[Task description] Across the data below, how many lines hold "Pagar"? Answer with that number and nothing else.
== Input for this task ==
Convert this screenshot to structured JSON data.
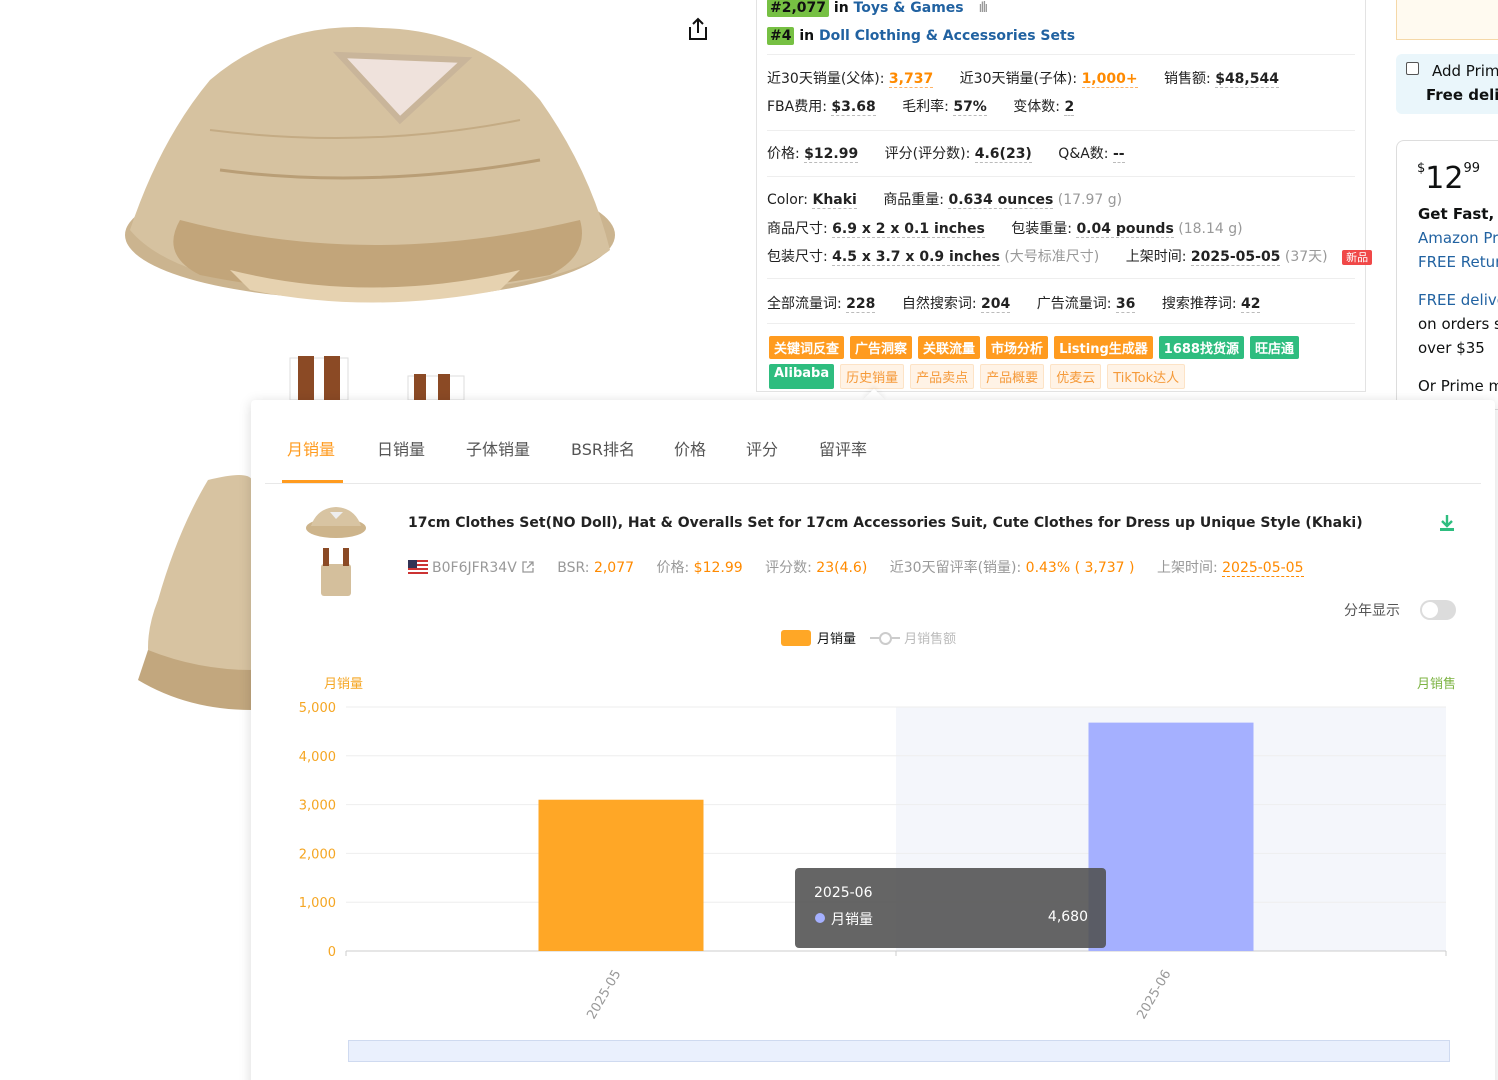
{
  "header": {
    "rank1": {
      "num": "#2,077",
      "prefix": "in",
      "category": "Toys & Games",
      "chart_icon": "bar-chart-icon"
    },
    "rank2": {
      "num": "#4",
      "prefix": "in",
      "category": "Doll Clothing & Accessories Sets"
    }
  },
  "stats": {
    "r1": [
      {
        "label": "近30天销量(父体): ",
        "value": "3,737",
        "accent": true
      },
      {
        "label": "近30天销量(子体): ",
        "value": "1,000+",
        "accent": true
      },
      {
        "label": "销售额: ",
        "value": "$48,544",
        "accent": false
      }
    ],
    "r2": [
      {
        "label": "FBA费用: ",
        "value": "$3.68"
      },
      {
        "label": "毛利率: ",
        "value": "57%"
      },
      {
        "label": "变体数: ",
        "value": "2"
      }
    ],
    "r3": [
      {
        "label": "价格: ",
        "value": "$12.99"
      },
      {
        "label": "评分(评分数): ",
        "value": "4.6(23)"
      },
      {
        "label": "Q&A数: ",
        "value": "--"
      }
    ],
    "r4": [
      {
        "label": "Color:  ",
        "value": "Khaki",
        "extra": ""
      },
      {
        "label": "商品重量: ",
        "value": "0.634 ounces",
        "extra": " (17.97 g)"
      }
    ],
    "r5": [
      {
        "label": "商品尺寸: ",
        "value": "6.9 x 2 x 0.1 inches",
        "extra": ""
      },
      {
        "label": "包装重量: ",
        "value": "0.04 pounds",
        "extra": " (18.14 g)"
      }
    ],
    "r6": [
      {
        "label": "包装尺寸: ",
        "value": "4.5 x 3.7 x 0.9 inches",
        "extra": " (大号标准尺寸)"
      },
      {
        "label": "上架时间: ",
        "value": "2025-05-05",
        "extra": " (37天)"
      }
    ],
    "new_badge": "新品",
    "r7": [
      {
        "label": "全部流量词: ",
        "value": "228"
      },
      {
        "label": "自然搜索词: ",
        "value": "204"
      },
      {
        "label": "广告流量词: ",
        "value": "36"
      },
      {
        "label": "搜索推荐词: ",
        "value": "42"
      }
    ]
  },
  "tools_row1": [
    {
      "label": "关键词反查",
      "style": "solid-o"
    },
    {
      "label": "广告洞察",
      "style": "solid-o"
    },
    {
      "label": "关联流量",
      "style": "solid-o"
    },
    {
      "label": "市场分析",
      "style": "solid-o"
    },
    {
      "label": "Listing生成器",
      "style": "solid-o"
    },
    {
      "label": "1688找货源",
      "style": "solid-g"
    },
    {
      "label": "旺店通",
      "style": "solid-g"
    }
  ],
  "tools_row2": [
    {
      "label": "Alibaba",
      "style": "solid-g"
    },
    {
      "label": "历史销量",
      "style": "light"
    },
    {
      "label": "产品卖点",
      "style": "light"
    },
    {
      "label": "产品概要",
      "style": "light"
    },
    {
      "label": "优麦云",
      "style": "light"
    },
    {
      "label": "TikTok达人",
      "style": "light"
    }
  ],
  "buybox": {
    "prime_add": "Add Prim",
    "prime_free": "Free deliv",
    "price_currency": "$",
    "price_main": "12",
    "price_cents": "99",
    "lines": [
      "Get Fast, F",
      "Amazon Pr",
      "FREE Retur",
      "FREE delive",
      "on orders s",
      "over $35",
      "Or Prime m"
    ]
  },
  "panel": {
    "tabs": [
      "月销量",
      "日销量",
      "子体销量",
      "BSR排名",
      "价格",
      "评分",
      "留评率"
    ],
    "active_tab": 0,
    "title": "17cm Clothes Set(NO Doll), Hat & Overalls Set for 17cm Accessories Suit, Cute Clothes for Dress up Unique Style (Khaki)",
    "asin": "B0F6JFR34V",
    "bsr_label": "BSR: ",
    "bsr": "2,077",
    "price_label": "价格: ",
    "price": "$12.99",
    "rating_label": "评分数: ",
    "rating": "23(4.6)",
    "review_label": "近30天留评率(销量): ",
    "review": "0.43% ( 3,737 )",
    "listed_label": "上架时间: ",
    "listed": "2025-05-05",
    "year_toggle": "分年显示",
    "legend_on": "月销量",
    "legend_off": "月销售额",
    "left_axis_name": "月销量",
    "right_axis_name": "月销售",
    "tooltip": {
      "date": "2025-06",
      "name": "月销量",
      "value": "4,680"
    }
  },
  "chart_data": {
    "type": "bar",
    "categories": [
      "2025-05",
      "2025-06"
    ],
    "series": [
      {
        "name": "月销量",
        "values": [
          3100,
          4680
        ]
      }
    ],
    "ylabel": "月销量",
    "ylim": [
      0,
      5000
    ],
    "yticks": [
      "0",
      "1,000",
      "2,000",
      "3,000",
      "4,000",
      "5,000"
    ],
    "colors": [
      "#ffa726",
      "#a5b0ff"
    ],
    "highlight_index": 1,
    "grid": true
  }
}
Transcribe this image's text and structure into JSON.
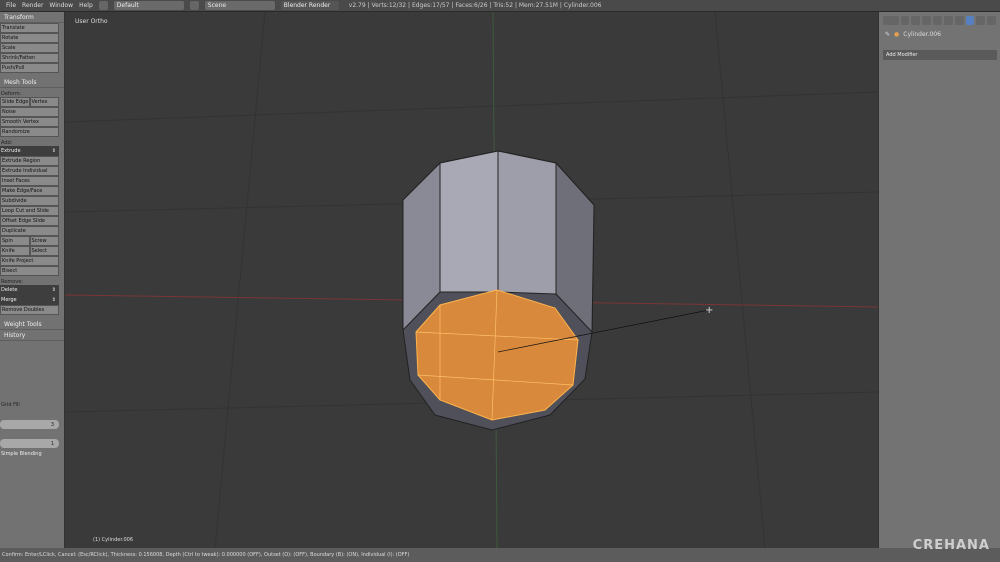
{
  "topbar": {
    "menus": [
      "File",
      "Render",
      "Window",
      "Help"
    ],
    "layout": "Default",
    "scene": "Scene",
    "engine": "Blender Render",
    "info": "v2.79 | Verts:12/32 | Edges:17/57 | Faces:6/26 | Tris:52 | Mem:27.51M | Cylinder.006"
  },
  "left": {
    "transform_header": "Transform",
    "transform": [
      "Translate",
      "Rotate",
      "Scale",
      "Shrink/Fatten",
      "Push/Pull"
    ],
    "mesh_tools_header": "Mesh Tools",
    "deform_label": "Deform:",
    "slide_edge": "Slide Edge",
    "vertex": "Vertex",
    "noise": "Noise",
    "smooth_vertex": "Smooth Vertex",
    "randomize": "Randomize",
    "add_label": "Add:",
    "extrude": "Extrude",
    "add": [
      "Extrude Region",
      "Extrude Individual",
      "Inset Faces",
      "Make Edge/Face",
      "Subdivide",
      "Loop Cut and Slide",
      "Offset Edge Slide",
      "Duplicate"
    ],
    "spin": "Spin",
    "screw": "Screw",
    "knife": "Knife",
    "select": "Select",
    "knife_project": "Knife Project",
    "bisect": "Bisect",
    "remove_label": "Remove:",
    "delete": "Delete",
    "merge": "Merge",
    "remove_doubles": "Remove Doubles",
    "weight_tools": "Weight Tools",
    "history": "History",
    "fill": "Grid Fill",
    "span_value": "3",
    "offset_value": "1",
    "simple_blending": "Simple Blending"
  },
  "viewport": {
    "label": "User Ortho",
    "object": "(1) Cylinder.006"
  },
  "right": {
    "object": "Cylinder.006",
    "add_modifier": "Add Modifier"
  },
  "status": "Confirm: Enter/LClick, Cancel: (Esc/RClick), Thickness: 0.156008, Depth (Ctrl to tweak): 0.000000 (OFF), Outset (O): (OFF), Boundary (B): (ON), Individual (I): (OFF)",
  "brand": "CREHANA"
}
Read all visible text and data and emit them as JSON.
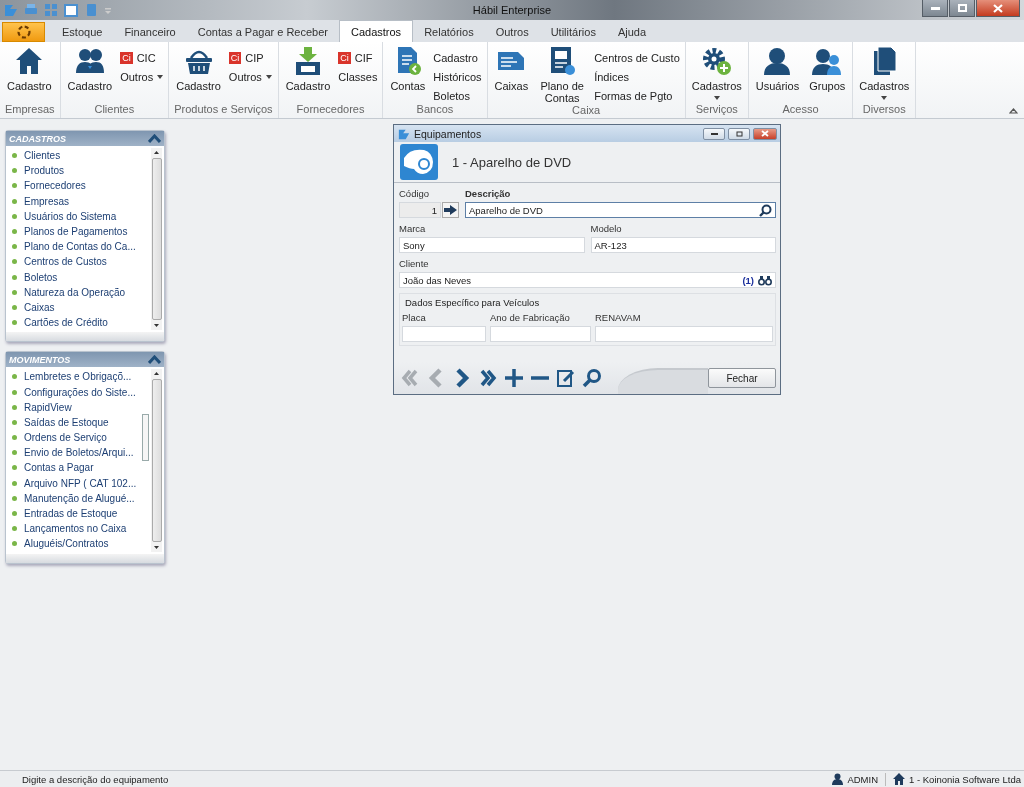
{
  "titlebar": {
    "title": "Hábil Enterprise"
  },
  "menu_tabs": [
    {
      "label": "Estoque",
      "selected": false
    },
    {
      "label": "Financeiro",
      "selected": false
    },
    {
      "label": "Contas a Pagar e Receber",
      "selected": false
    },
    {
      "label": "Cadastros",
      "selected": true
    },
    {
      "label": "Relatórios",
      "selected": false
    },
    {
      "label": "Outros",
      "selected": false
    },
    {
      "label": "Utilitários",
      "selected": false
    },
    {
      "label": "Ajuda",
      "selected": false
    }
  ],
  "ribbon": {
    "groups": [
      {
        "label": "Empresas",
        "items": [
          {
            "kind": "large",
            "label": "Cadastro",
            "dropdown": false
          }
        ]
      },
      {
        "label": "Clientes",
        "items": [
          {
            "kind": "large",
            "label": "Cadastro",
            "dropdown": false
          },
          {
            "kind": "stack",
            "entries": [
              {
                "kind": "tag",
                "badge": "Ci",
                "label": "CIC"
              },
              {
                "kind": "dropdown",
                "label": "Outros"
              }
            ]
          }
        ]
      },
      {
        "label": "Produtos e Serviços",
        "items": [
          {
            "kind": "large",
            "label": "Cadastro",
            "dropdown": false
          },
          {
            "kind": "stack",
            "entries": [
              {
                "kind": "tag",
                "badge": "Ci",
                "label": "CIP"
              },
              {
                "kind": "dropdown",
                "label": "Outros"
              }
            ]
          }
        ]
      },
      {
        "label": "Fornecedores",
        "items": [
          {
            "kind": "large",
            "label": "Cadastro",
            "dropdown": false
          },
          {
            "kind": "stack",
            "entries": [
              {
                "kind": "tag",
                "badge": "Ci",
                "label": "CIF"
              },
              {
                "kind": "text",
                "label": "Classes"
              }
            ]
          }
        ]
      },
      {
        "label": "Bancos",
        "items": [
          {
            "kind": "large",
            "label": "Contas",
            "dropdown": false
          },
          {
            "kind": "stack",
            "entries": [
              {
                "kind": "text",
                "label": "Cadastro"
              },
              {
                "kind": "text",
                "label": "Históricos"
              },
              {
                "kind": "text",
                "label": "Boletos"
              }
            ]
          }
        ]
      },
      {
        "label": "Caixa",
        "items": [
          {
            "kind": "large",
            "label": "Caixas",
            "dropdown": false
          },
          {
            "kind": "large",
            "label": "Plano de Contas",
            "dropdown": false
          },
          {
            "kind": "stack",
            "entries": [
              {
                "kind": "text",
                "label": "Centros de Custo"
              },
              {
                "kind": "text",
                "label": "Índices"
              },
              {
                "kind": "text",
                "label": "Formas de Pgto"
              }
            ]
          }
        ]
      },
      {
        "label": "Serviços",
        "items": [
          {
            "kind": "large",
            "label": "Cadastros",
            "dropdown": true
          }
        ]
      },
      {
        "label": "Acesso",
        "items": [
          {
            "kind": "large",
            "label": "Usuários",
            "dropdown": false
          },
          {
            "kind": "large",
            "label": "Grupos",
            "dropdown": false
          }
        ]
      },
      {
        "label": "Diversos",
        "items": [
          {
            "kind": "large",
            "label": "Cadastros",
            "dropdown": true
          }
        ]
      }
    ]
  },
  "sidebar": {
    "panels": [
      {
        "title": "CADASTROS",
        "items": [
          "Clientes",
          "Produtos",
          "Fornecedores",
          "Empresas",
          "Usuários do Sistema",
          "Planos de Pagamentos",
          "Plano de Contas do Ca...",
          "Centros de Custos",
          "Boletos",
          "Natureza da Operação",
          "Caixas",
          "Cartões de Crédito"
        ]
      },
      {
        "title": "MOVIMENTOS",
        "items": [
          "Lembretes e Obrigaçõ...",
          "Configurações do Siste...",
          "RapidView",
          "Saídas de Estoque",
          "Ordens de Serviço",
          "Envio de Boletos/Arqui...",
          "Contas a Pagar",
          "Arquivo NFP ( CAT 102...",
          "Manutenção de Alugué...",
          "Entradas de Estoque",
          "Lançamentos no Caixa",
          "Aluguéis/Contratos"
        ]
      }
    ]
  },
  "dialog": {
    "title": "Equipamentos",
    "heading": "1 - Aparelho de DVD",
    "codigo": {
      "label": "Código",
      "value": "1",
      "required": false
    },
    "descricao": {
      "label": "Descrição",
      "value": "Aparelho de DVD",
      "required": true
    },
    "marca": {
      "label": "Marca",
      "value": "Sony",
      "required": false
    },
    "modelo": {
      "label": "Modelo",
      "value": "AR-123",
      "required": false
    },
    "cliente": {
      "label": "Cliente",
      "value": "João das Neves",
      "code": "(1)",
      "required": false
    },
    "vehicle_section": {
      "title": "Dados Específico para Veículos",
      "fields": [
        {
          "label": "Placa"
        },
        {
          "label": "Ano de Fabricação"
        },
        {
          "label": "RENAVAM"
        }
      ]
    },
    "toolbar": [
      {
        "disabled": true
      },
      {
        "disabled": true
      },
      {
        "disabled": false
      },
      {
        "disabled": false
      },
      {
        "disabled": false
      },
      {
        "disabled": false
      },
      {
        "disabled": false
      },
      {
        "disabled": false
      }
    ],
    "close_button": "Fechar"
  },
  "status_bar": {
    "message": "Digite a descrição do equipamento",
    "user": "ADMIN",
    "company": "1 - Koinonia Software Ltda"
  }
}
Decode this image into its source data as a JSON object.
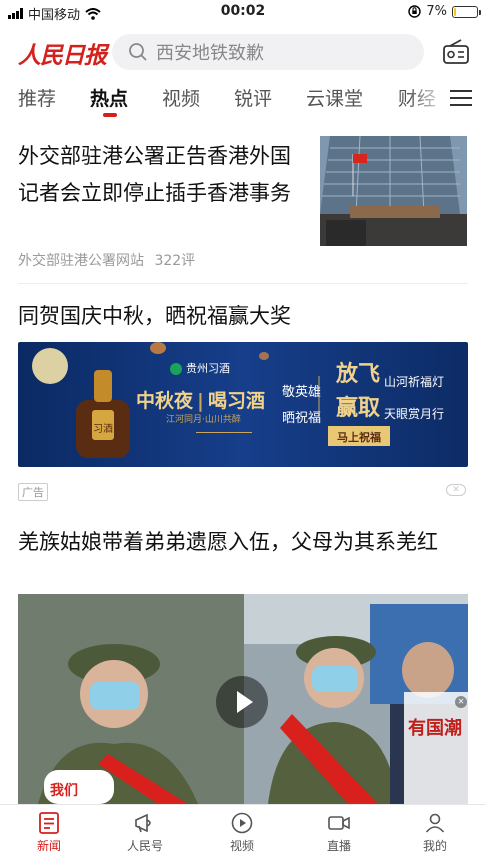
===
[Task answer] 2